(Requirements): Exact repetition is required: output every record in full.

(Available records):
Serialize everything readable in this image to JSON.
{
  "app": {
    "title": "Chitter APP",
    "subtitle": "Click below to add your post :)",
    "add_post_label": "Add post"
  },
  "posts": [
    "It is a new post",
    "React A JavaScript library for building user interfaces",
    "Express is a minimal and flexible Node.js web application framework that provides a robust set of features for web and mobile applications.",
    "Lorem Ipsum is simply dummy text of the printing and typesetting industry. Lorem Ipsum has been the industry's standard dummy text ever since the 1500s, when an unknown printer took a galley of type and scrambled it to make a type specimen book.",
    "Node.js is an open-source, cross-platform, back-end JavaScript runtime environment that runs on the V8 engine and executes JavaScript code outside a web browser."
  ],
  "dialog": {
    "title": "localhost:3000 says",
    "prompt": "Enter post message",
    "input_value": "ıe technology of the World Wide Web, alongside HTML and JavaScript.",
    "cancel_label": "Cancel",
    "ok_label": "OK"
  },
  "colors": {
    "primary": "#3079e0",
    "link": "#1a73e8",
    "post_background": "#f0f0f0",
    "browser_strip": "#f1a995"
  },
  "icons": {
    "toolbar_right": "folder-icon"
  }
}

(Final answer):
Serialize everything readable in this image to JSON.
{
  "app": {
    "title": "Chitter APP",
    "subtitle": "Click below to add your post :)",
    "add_post_label": "Add post"
  },
  "posts": [
    "It is a new post",
    "React A JavaScript library for building user interfaces",
    "Express is a minimal and flexible Node.js web application framework that provides a robust set of features for web and mobile applications.",
    "Lorem Ipsum is simply dummy text of the printing and typesetting industry. Lorem Ipsum has been the industry's standard dummy text ever since the 1500s, when an unknown printer took a galley of type and scrambled it to make a type specimen book.",
    "Node.js is an open-source, cross-platform, back-end JavaScript runtime environment that runs on the V8 engine and executes JavaScript code outside a web browser."
  ],
  "dialog": {
    "title": "localhost:3000 says",
    "prompt": "Enter post message",
    "input_value": "ıe technology of the World Wide Web, alongside HTML and JavaScript.",
    "cancel_label": "Cancel",
    "ok_label": "OK"
  },
  "colors": {
    "primary": "#3079e0",
    "link": "#1a73e8",
    "post_background": "#f0f0f0",
    "browser_strip": "#f1a995"
  },
  "icons": {
    "toolbar_right": "folder-icon"
  }
}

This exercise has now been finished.